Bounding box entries
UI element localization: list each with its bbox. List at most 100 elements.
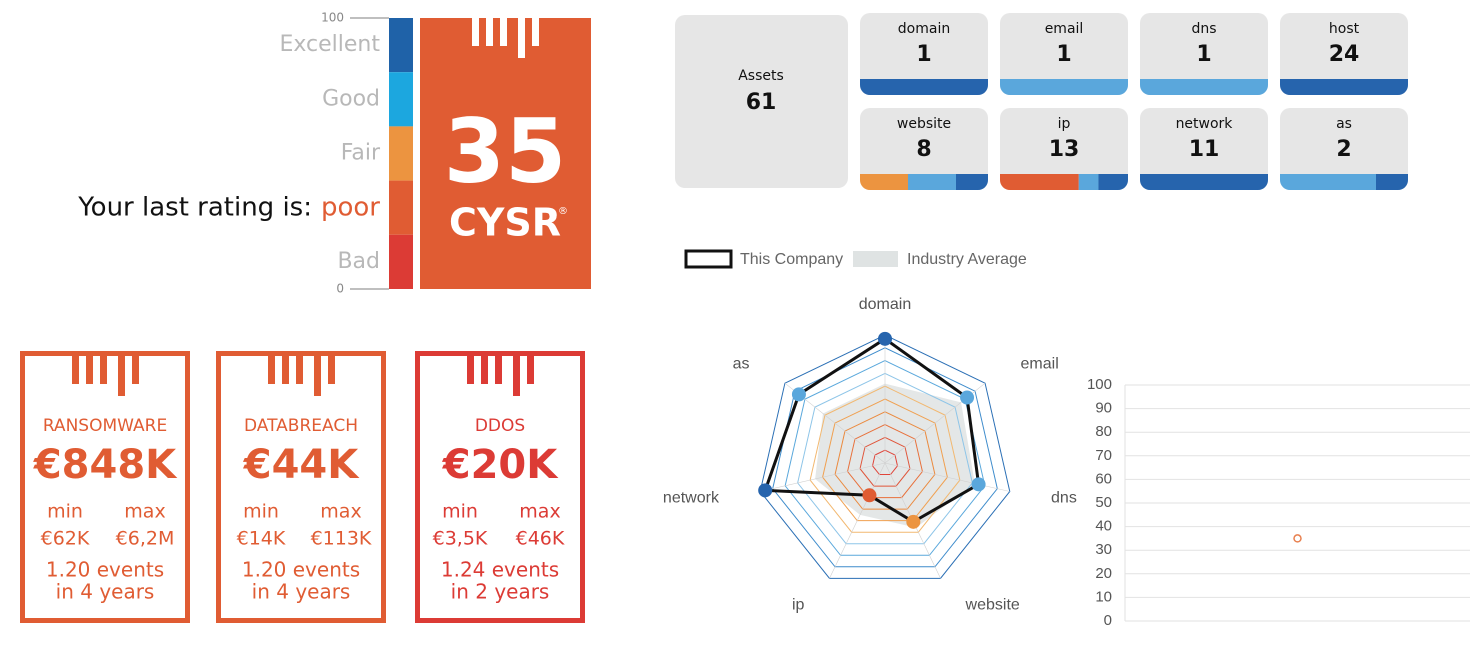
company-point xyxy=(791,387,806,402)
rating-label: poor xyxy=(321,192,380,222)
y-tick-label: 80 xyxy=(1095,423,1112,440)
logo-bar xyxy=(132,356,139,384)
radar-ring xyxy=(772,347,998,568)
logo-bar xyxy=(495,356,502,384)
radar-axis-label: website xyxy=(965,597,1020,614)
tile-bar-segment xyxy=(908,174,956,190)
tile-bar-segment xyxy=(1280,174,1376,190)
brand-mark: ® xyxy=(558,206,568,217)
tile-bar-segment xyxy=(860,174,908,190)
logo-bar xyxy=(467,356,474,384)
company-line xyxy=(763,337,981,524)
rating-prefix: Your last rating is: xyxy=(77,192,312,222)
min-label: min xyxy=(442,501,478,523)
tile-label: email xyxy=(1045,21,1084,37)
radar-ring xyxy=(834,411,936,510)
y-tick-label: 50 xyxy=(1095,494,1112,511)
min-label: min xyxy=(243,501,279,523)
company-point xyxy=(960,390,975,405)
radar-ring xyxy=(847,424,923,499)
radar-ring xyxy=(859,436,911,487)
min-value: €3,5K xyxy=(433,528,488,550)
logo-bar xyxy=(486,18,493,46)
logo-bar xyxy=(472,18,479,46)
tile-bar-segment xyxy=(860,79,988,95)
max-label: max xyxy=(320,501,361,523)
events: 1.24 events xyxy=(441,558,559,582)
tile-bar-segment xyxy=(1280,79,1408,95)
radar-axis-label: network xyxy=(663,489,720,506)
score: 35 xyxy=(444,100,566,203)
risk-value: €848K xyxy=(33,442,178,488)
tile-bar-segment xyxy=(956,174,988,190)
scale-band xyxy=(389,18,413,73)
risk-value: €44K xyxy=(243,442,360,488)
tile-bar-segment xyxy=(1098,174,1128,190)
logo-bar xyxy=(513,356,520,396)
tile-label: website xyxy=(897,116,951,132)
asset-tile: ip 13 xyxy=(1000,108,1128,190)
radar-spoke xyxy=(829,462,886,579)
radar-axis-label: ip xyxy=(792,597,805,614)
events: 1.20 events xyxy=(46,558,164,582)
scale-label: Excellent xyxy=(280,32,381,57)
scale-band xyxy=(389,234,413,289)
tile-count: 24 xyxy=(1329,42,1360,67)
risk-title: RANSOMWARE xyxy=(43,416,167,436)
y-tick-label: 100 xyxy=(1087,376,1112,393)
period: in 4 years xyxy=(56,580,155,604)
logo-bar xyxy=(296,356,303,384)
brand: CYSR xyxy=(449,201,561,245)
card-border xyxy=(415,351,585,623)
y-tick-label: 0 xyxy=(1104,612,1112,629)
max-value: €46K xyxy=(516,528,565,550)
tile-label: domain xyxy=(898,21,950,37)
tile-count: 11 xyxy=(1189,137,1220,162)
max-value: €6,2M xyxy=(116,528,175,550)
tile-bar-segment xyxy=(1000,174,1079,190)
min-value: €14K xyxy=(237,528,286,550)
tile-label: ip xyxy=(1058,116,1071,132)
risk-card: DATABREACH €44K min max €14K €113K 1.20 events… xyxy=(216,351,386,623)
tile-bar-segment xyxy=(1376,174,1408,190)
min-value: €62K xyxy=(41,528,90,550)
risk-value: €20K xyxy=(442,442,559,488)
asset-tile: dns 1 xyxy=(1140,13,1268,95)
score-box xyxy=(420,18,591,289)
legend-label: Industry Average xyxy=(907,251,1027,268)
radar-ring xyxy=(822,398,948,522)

Written request: Can you return every line of the material above unchanged, leaving out the pictures?

Task result:
UI element localization: list each with its bbox. List at most 100 elements.
company-point xyxy=(791,387,806,402)
rating-label: poor xyxy=(321,192,380,222)
y-tick-label: 80 xyxy=(1095,423,1112,440)
logo-bar xyxy=(132,356,139,384)
radar-ring xyxy=(772,347,998,568)
logo-bar xyxy=(495,356,502,384)
radar-axis-label: website xyxy=(965,597,1020,614)
tile-bar-segment xyxy=(908,174,956,190)
tile-bar-segment xyxy=(1280,174,1376,190)
brand-mark: ® xyxy=(558,206,568,217)
tile-bar-segment xyxy=(860,174,908,190)
logo-bar xyxy=(467,356,474,384)
company-line xyxy=(763,337,981,524)
rating-prefix: Your last rating is: xyxy=(77,192,312,222)
min-label: min xyxy=(442,501,478,523)
tile-label: email xyxy=(1045,21,1084,37)
radar-ring xyxy=(834,411,936,510)
y-tick-label: 50 xyxy=(1095,494,1112,511)
min-label: min xyxy=(243,501,279,523)
company-point xyxy=(960,390,975,405)
radar-ring xyxy=(847,424,923,499)
radar-ring xyxy=(859,436,911,487)
min-value: €3,5K xyxy=(433,528,488,550)
logo-bar xyxy=(486,18,493,46)
logo-bar xyxy=(472,18,479,46)
tile-bar-segment xyxy=(860,79,988,95)
max-label: max xyxy=(320,501,361,523)
events: 1.24 events xyxy=(441,558,559,582)
tile-bar-segment xyxy=(1280,79,1408,95)
radar-axis-label: network xyxy=(663,489,720,506)
score: 35 xyxy=(444,100,566,203)
risk-value: €848K xyxy=(33,442,178,488)
tile-bar-segment xyxy=(956,174,988,190)
scale-band xyxy=(389,18,413,73)
risk-value: €44K xyxy=(243,442,360,488)
tile-bar-segment xyxy=(1098,174,1128,190)
logo-bar xyxy=(513,356,520,396)
tile-label: website xyxy=(897,116,951,132)
asset-tile: ip 13 xyxy=(1000,108,1128,190)
radar-spoke xyxy=(829,462,886,579)
radar-axis-label: ip xyxy=(792,597,805,614)
events: 1.20 events xyxy=(46,558,164,582)
scale-label: Excellent xyxy=(280,32,381,57)
scale-band xyxy=(389,234,413,289)
tile-count: 24 xyxy=(1329,42,1360,67)
risk-title: RANSOMWARE xyxy=(43,416,167,436)
y-tick-label: 100 xyxy=(1087,376,1112,393)
period: in 4 years xyxy=(56,580,155,604)
logo-bar xyxy=(296,356,303,384)
brand: CYSR xyxy=(449,201,561,245)
card-border xyxy=(415,351,585,623)
y-tick-label: 0 xyxy=(1104,612,1112,629)
max-value: €46K xyxy=(516,528,565,550)
tile-label: domain xyxy=(898,21,950,37)
tile-count: 11 xyxy=(1189,137,1220,162)
max-value: €6,2M xyxy=(116,528,175,550)
tile-bar-segment xyxy=(1000,174,1079,190)
min-value: €14K xyxy=(237,528,286,550)
tile-label: ip xyxy=(1058,116,1071,132)
risk-card: DATABREACH €44K min max €14K €113K 1.20 events… xyxy=(216,351,386,623)
tile-bar-segment xyxy=(1376,174,1408,190)
min-value: €62K xyxy=(41,528,90,550)
risk-value: €20K xyxy=(442,442,559,488)
asset-tile: dns 1 xyxy=(1140,13,1268,95)
score-box xyxy=(420,18,591,289)
legend-label: Industry Average xyxy=(907,251,1027,268)
radar-ring xyxy=(822,398,948,522)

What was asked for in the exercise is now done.